[Extracted records]
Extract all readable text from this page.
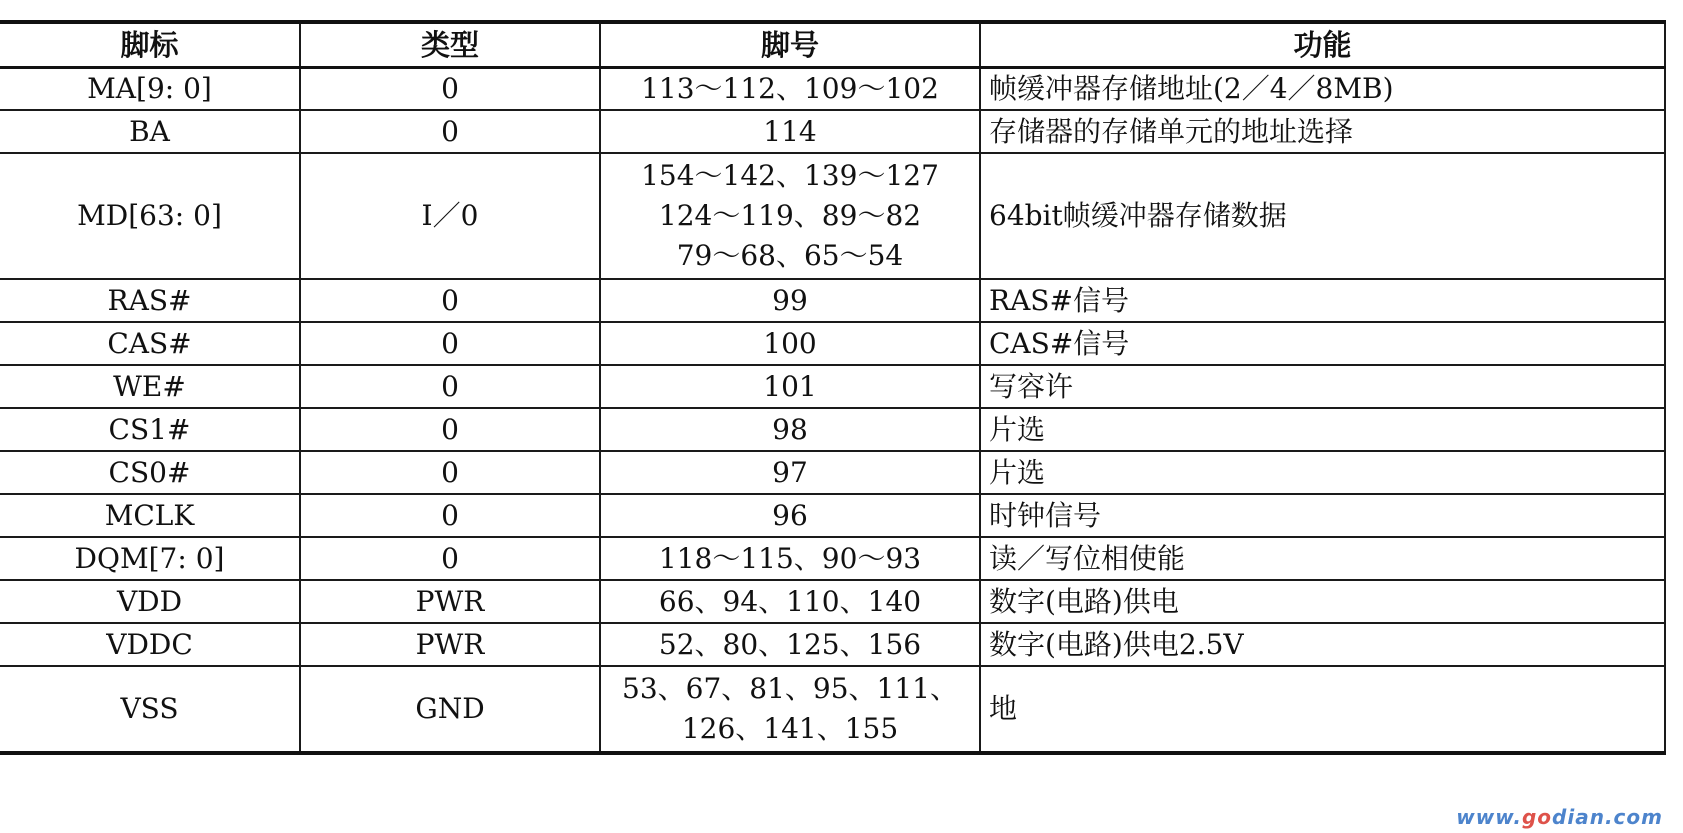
脚标	类型	脚号	功能
MA[9: 0]	0	113～112、109～102	帧缓冲器存储地址(2／4／8MB)
BA	0	114	存储器的存储单元的地址选择
MD[63: 0]	I／0	154～142、139～127
124～119、89～82
79～68、65～54	64bit帧缓冲器存储数据
RAS#	0	99	RAS#信号
CAS#	0	100	CAS#信号
WE#	0	101	写容许
CS1#	0	98	片选
CS0#	0	97	片选
MCLK	0	96	时钟信号
DQM[7: 0]	0	118～115、90～93	读／写位相使能
VDD	PWR	66、94、110、140	数字(电路)供电
VDDC	PWR	52、80、125、156	数字(电路)供电2.5V
VSS	GND	53、67、81、95、111、
126、141、155	地
www.godian.com
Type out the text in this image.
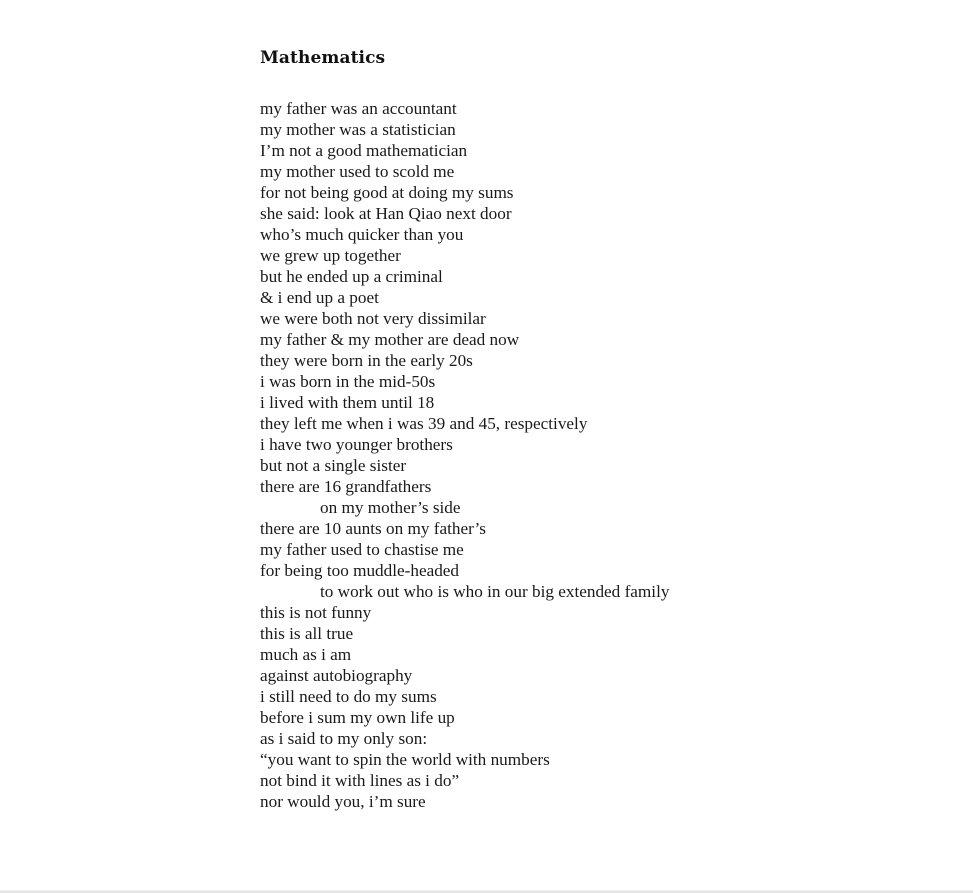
Mathematics
my father was an accountant
my mother was a statistician
I’m not a good mathematician
my mother used to scold me
for not being good at doing my sums
she said: look at Han Qiao next door
who’s much quicker than you
we grew up together
but he ended up a criminal
& i end up a poet
we were both not very dissimilar
my father & my mother are dead now
they were born in the early 20s
i was born in the mid-50s
i lived with them until 18
they left me when i was 39 and 45, respectively
i have two younger brothers
but not a single sister
there are 16 grandfathers
on my mother’s side
there are 10 aunts on my father’s
my father used to chastise me
for being too muddle-headed
to work out who is who in our big extended family
this is not funny
this is all true
much as i am
against autobiography
i still need to do my sums
before i sum my own life up
as i said to my only son:
“you want to spin the world with numbers
not bind it with lines as i do”
nor would you, i’m sure
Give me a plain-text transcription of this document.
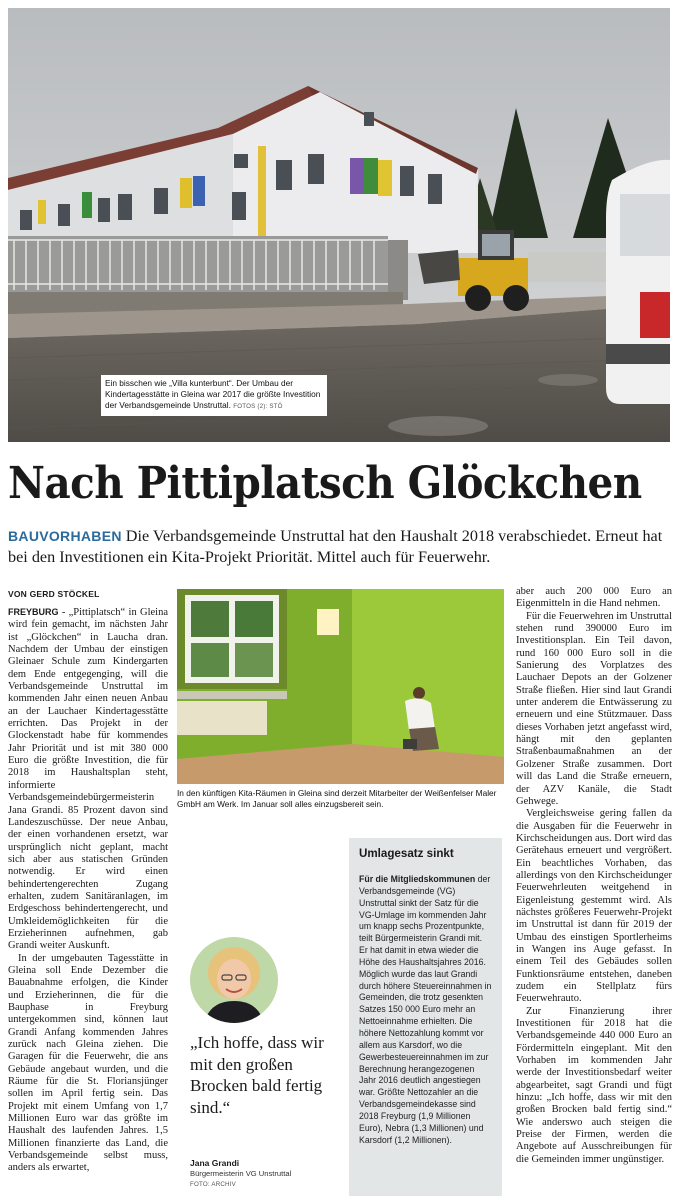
Ein bisschen wie „Villa kunterbunt“. Der Umbau der Kindertagesstätte in Gleina war 2017 die größte Investition der Verbandsgemeinde Unstruttal. FOTOS (2): STÖ
Nach Pittiplatsch Glöckchen
BAUVORHABEN Die Verbandsgemeinde Unstruttal hat den Haushalt 2018 verabschiedet. Erneut hat bei den Investitionen ein Kita-Projekt Priorität. Mittel auch für Feuerwehr.
VON GERD STÖCKEL

FREYBURG - „Pittiplatsch“ in Gleina wird fein gemacht, im nächsten Jahr ist „Glöckchen“ in Laucha dran. Nachdem der Umbau der einstigen Gleinaer Schule zum Kindergarten dem Ende entgegenging, will die Verbandsgemeinde Unstruttal im kommenden Jahr einen neuen Anbau an der Lauchaer Kindertagesstätte errichten. Das Projekt in der Glockenstadt habe für kommendes Jahr Priorität und ist mit 380 000 Euro die größte Investition, die für 2018 im Haushaltsplan steht, informierte Verbandsgemeindebürgermeisterin Jana Grandi. 85 Prozent davon sind Landeszuschüsse. Der neue Anbau, der einen vorhandenen ersetzt, war ursprünglich nicht geplant, macht sich aber aus statischen Gründen notwendig. Er wird einen behindertengerechten Zugang erhalten, zudem Sanitäranlagen, im Erdgeschoss behindertengerecht, und Umkleidemöglichkeiten für die Erzieherinnen aufnehmen, gab Grandi weiter Auskunft.

In der umgebauten Tagesstätte in Gleina soll Ende Dezember die Bauabnahme erfolgen, die Kinder und Erzieherinnen, die für die Bauphase in Freyburg untergekommen sind, können laut Grandi Anfang kommenden Jahres zurück nach Gleina ziehen. Die Garagen für die Feuerwehr, die ans Gebäude angebaut wurden, und die Räume für die St. Floriansjünger sollen im April fertig sein. Das Projekt mit einem Umfang von 1,7 Millionen Euro war das größte im Haushalt des laufenden Jahres. 1,5 Millionen finanzierte das Land, die Verbandsgemeinde selbst muss, anders als erwartet,

In den künftigen Kita-Räumen in Gleina sind derzeit Mitarbeiter der Weißenfelser Maler GmbH am Werk. Im Januar soll alles einzugsbereit sein.
Umlagesatz sinkt
Für die Mitgliedskommunen der Verbandsgemeinde (VG) Unstruttal sinkt der Satz für die VG-Umlage im kommenden Jahr um knapp sechs Prozentpunkte, teilt Bürgermeisterin Grandi mit. Er hat damit in etwa wieder die Höhe des Haushaltsjahres 2016. Möglich wurde das laut Grandi durch höhere Steuereinnahmen in Gemeinden, die trotz gesenkten Satzes 150 000 Euro mehr an Nettoeinnahme erhielten. Die höhere Nettozahlung kommt vor allem aus Karsdorf, wo die Gewerbesteuereinnahmen im zur Berechnung herangezogenen Jahr 2016 deutlich angestiegen war. Größte Nettozahler an die Verbandsgemeindekasse sind 2018 Freyburg (1,9 Millionen Euro), Nebra (1,3 Millionen) und Karsdorf (1,2 Millionen).
„Ich hoffe, dass wir mit den großen Brocken bald fertig sind.“
Jana Grandi
Bürgermeisterin VG Unstruttal
FOTO: ARCHIV

aber auch 200 000 Euro an Eigenmitteln in die Hand nehmen.

Für die Feuerwehren im Unstruttal stehen rund 390000 Euro im Investitionsplan. Ein Teil davon, rund 160 000 Euro soll in die Sanierung des Vorplatzes des Lauchaer Depots an der Golzener Straße fließen. Hier sind laut Grandi unter anderem die Entwässerung zu erneuern und eine Stützmauer. Dass dieses Vorhaben jetzt angefasst wird, hängt mit den geplanten Straßenbaumaßnahmen an der Golzener Straße zusammen. Dort will das Land die Straße erneuern, der AZV Kanäle, die Stadt Gehwege.

Vergleichsweise gering fallen da die Ausgaben für die Feuerwehr in Kirchscheidungen aus. Dort wird das Gerätehaus erneuert und vergrößert. Ein beachtliches Vorhaben, das allerdings von den Kirchscheidunger Feuerwehrleuten weitgehend in Eigenleistung gestemmt wird. Als nächstes größeres Feuerwehr-Projekt im Unstruttal ist dann für 2019 der Umbau des einstigen Sportlerheims in Wangen ins Auge gefasst. In einem Teil des Gebäudes sollen Funktionsräume entstehen, daneben zudem ein Stellplatz fürs Feuerwehrauto.

Zur Finanzierung ihrer Investitionen für 2018 hat die Verbandsgemeinde 440 000 Euro an Fördermitteln eingeplant. Mit den Vorhaben im kommenden Jahr werde der Investitionsbedarf weiter abgearbeitet, sagt Grandi und fügt hinzu: „Ich hoffe, dass wir mit den großen Brocken bald fertig sind.“ Wie anderswo auch steigen die Preise der Firmen, werden die Angebote auf Ausschreibungen für die Gemeinden immer ungünstiger.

*Requirement:*
The records above must be printed exactly; the pictures stay out.

*Solution below:*
Extract all readable text from this page.
脚标	类型	脚号	功能
MA[9: 0]	0	113～112、109～102	帧缓冲器存储地址(2／4／8MB)
BA	0	114	存储器的存储单元的地址选择
MD[63: 0]	I／0	154～142、139～127
124～119、89～82
79～68、65～54	64bit帧缓冲器存储数据
RAS#	0	99	RAS#信号
CAS#	0	100	CAS#信号
WE#	0	101	写容许
CS1#	0	98	片选
CS0#	0	97	片选
MCLK	0	96	时钟信号
DQM[7: 0]	0	118～115、90～93	读／写位相使能
VDD	PWR	66、94、110、140	数字(电路)供电
VDDC	PWR	52、80、125、156	数字(电路)供电2.5V
VSS	GND	53、67、81、95、111、
126、141、155	地
www.godian.com
Type out the text in this image.
Mathematics
my father was an accountant
my mother was a statistician
I’m not a good mathematician
my mother used to scold me
for not being good at doing my sums
she said: look at Han Qiao next door
who’s much quicker than you
we grew up together
but he ended up a criminal
& i end up a poet
we were both not very dissimilar
my father & my mother are dead now
they were born in the early 20s
i was born in the mid-50s
i lived with them until 18
they left me when i was 39 and 45, respectively
i have two younger brothers
but not a single sister
there are 16 grandfathers
on my mother’s side
there are 10 aunts on my father’s
my father used to chastise me
for being too muddle-headed
to work out who is who in our big extended family
this is not funny
this is all true
much as i am
against autobiography
i still need to do my sums
before i sum my own life up
as i said to my only son:
“you want to spin the world with numbers
not bind it with lines as i do”
nor would you, i’m sure
Give me a plain-text transcription of this document.
Ein bisschen wie „Villa kunterbunt“. Der Umbau der Kindertagesstätte in Gleina war 2017 die größte Investition der Verbandsgemeinde Unstruttal. FOTOS (2): STÖ
Nach Pittiplatsch Glöckchen
BAUVORHABEN Die Verbandsgemeinde Unstruttal hat den Haushalt 2018 verabschiedet. Erneut hat bei den Investitionen ein Kita-Projekt Priorität. Mittel auch für Feuerwehr.
VON GERD STÖCKEL

FREYBURG - „Pittiplatsch“ in Gleina wird fein gemacht, im nächsten Jahr ist „Glöckchen“ in Laucha dran. Nachdem der Umbau der einstigen Gleinaer Schule zum Kindergarten dem Ende entgegenging, will die Verbandsgemeinde Unstruttal im kommenden Jahr einen neuen Anbau an der Lauchaer Kindertagesstätte errichten. Das Projekt in der Glockenstadt habe für kommendes Jahr Priorität und ist mit 380 000 Euro die größte Investition, die für 2018 im Haushaltsplan steht, informierte Verbandsgemeindebürgermeisterin Jana Grandi. 85 Prozent davon sind Landeszuschüsse. Der neue Anbau, der einen vorhandenen ersetzt, war ursprünglich nicht geplant, macht sich aber aus statischen Gründen notwendig. Er wird einen behindertengerechten Zugang erhalten, zudem Sanitäranlagen, im Erdgeschoss behindertengerecht, und Umkleidemöglichkeiten für die Erzieherinnen aufnehmen, gab Grandi weiter Auskunft.

In der umgebauten Tagesstätte in Gleina soll Ende Dezember die Bauabnahme erfolgen, die Kinder und Erzieherinnen, die für die Bauphase in Freyburg untergekommen sind, können laut Grandi Anfang kommenden Jahres zurück nach Gleina ziehen. Die Garagen für die Feuerwehr, die ans Gebäude angebaut wurden, und die Räume für die St. Floriansjünger sollen im April fertig sein. Das Projekt mit einem Umfang von 1,7 Millionen Euro war das größte im Haushalt des laufenden Jahres. 1,5 Millionen finanzierte das Land, die Verbandsgemeinde selbst muss, anders als erwartet,

In den künftigen Kita-Räumen in Gleina sind derzeit Mitarbeiter der Weißenfelser Maler GmbH am Werk. Im Januar soll alles einzugsbereit sein.
Umlagesatz sinkt
Für die Mitgliedskommunen der Verbandsgemeinde (VG) Unstruttal sinkt der Satz für die VG-Umlage im kommenden Jahr um knapp sechs Prozentpunkte, teilt Bürgermeisterin Grandi mit. Er hat damit in etwa wieder die Höhe des Haushaltsjahres 2016. Möglich wurde das laut Grandi durch höhere Steuereinnahmen in Gemeinden, die trotz gesenkten Satzes 150 000 Euro mehr an Nettoeinnahme erhielten. Die höhere Nettozahlung kommt vor allem aus Karsdorf, wo die Gewerbesteuereinnahmen im zur Berechnung herangezogenen Jahr 2016 deutlich angestiegen war. Größte Nettozahler an die Verbandsgemeindekasse sind 2018 Freyburg (1,9 Millionen Euro), Nebra (1,3 Millionen) und Karsdorf (1,2 Millionen).
„Ich hoffe, dass wir mit den großen Brocken bald fertig sind.“
Jana Grandi
Bürgermeisterin VG Unstruttal
FOTO: ARCHIV

aber auch 200 000 Euro an Eigenmitteln in die Hand nehmen.

Für die Feuerwehren im Unstruttal stehen rund 390000 Euro im Investitionsplan. Ein Teil davon, rund 160 000 Euro soll in die Sanierung des Vorplatzes des Lauchaer Depots an der Golzener Straße fließen. Hier sind laut Grandi unter anderem die Entwässerung zu erneuern und eine Stützmauer. Dass dieses Vorhaben jetzt angefasst wird, hängt mit den geplanten Straßenbaumaßnahmen an der Golzener Straße zusammen. Dort will das Land die Straße erneuern, der AZV Kanäle, die Stadt Gehwege.

Vergleichsweise gering fallen da die Ausgaben für die Feuerwehr in Kirchscheidungen aus. Dort wird das Gerätehaus erneuert und vergrößert. Ein beachtliches Vorhaben, das allerdings von den Kirchscheidunger Feuerwehrleuten weitgehend in Eigenleistung gestemmt wird. Als nächstes größeres Feuerwehr-Projekt im Unstruttal ist dann für 2019 der Umbau des einstigen Sportlerheims in Wangen ins Auge gefasst. In einem Teil des Gebäudes sollen Funktionsräume entstehen, daneben zudem ein Stellplatz fürs Feuerwehrauto.

Zur Finanzierung ihrer Investitionen für 2018 hat die Verbandsgemeinde 440 000 Euro an Fördermitteln eingeplant. Mit den Vorhaben im kommenden Jahr werde der Investitionsbedarf weiter abgearbeitet, sagt Grandi und fügt hinzu: „Ich hoffe, dass wir mit den großen Brocken bald fertig sind.“ Wie anderswo auch steigen die Preise der Firmen, werden die Angebote auf Ausschreibungen für die Gemeinden immer ungünstiger.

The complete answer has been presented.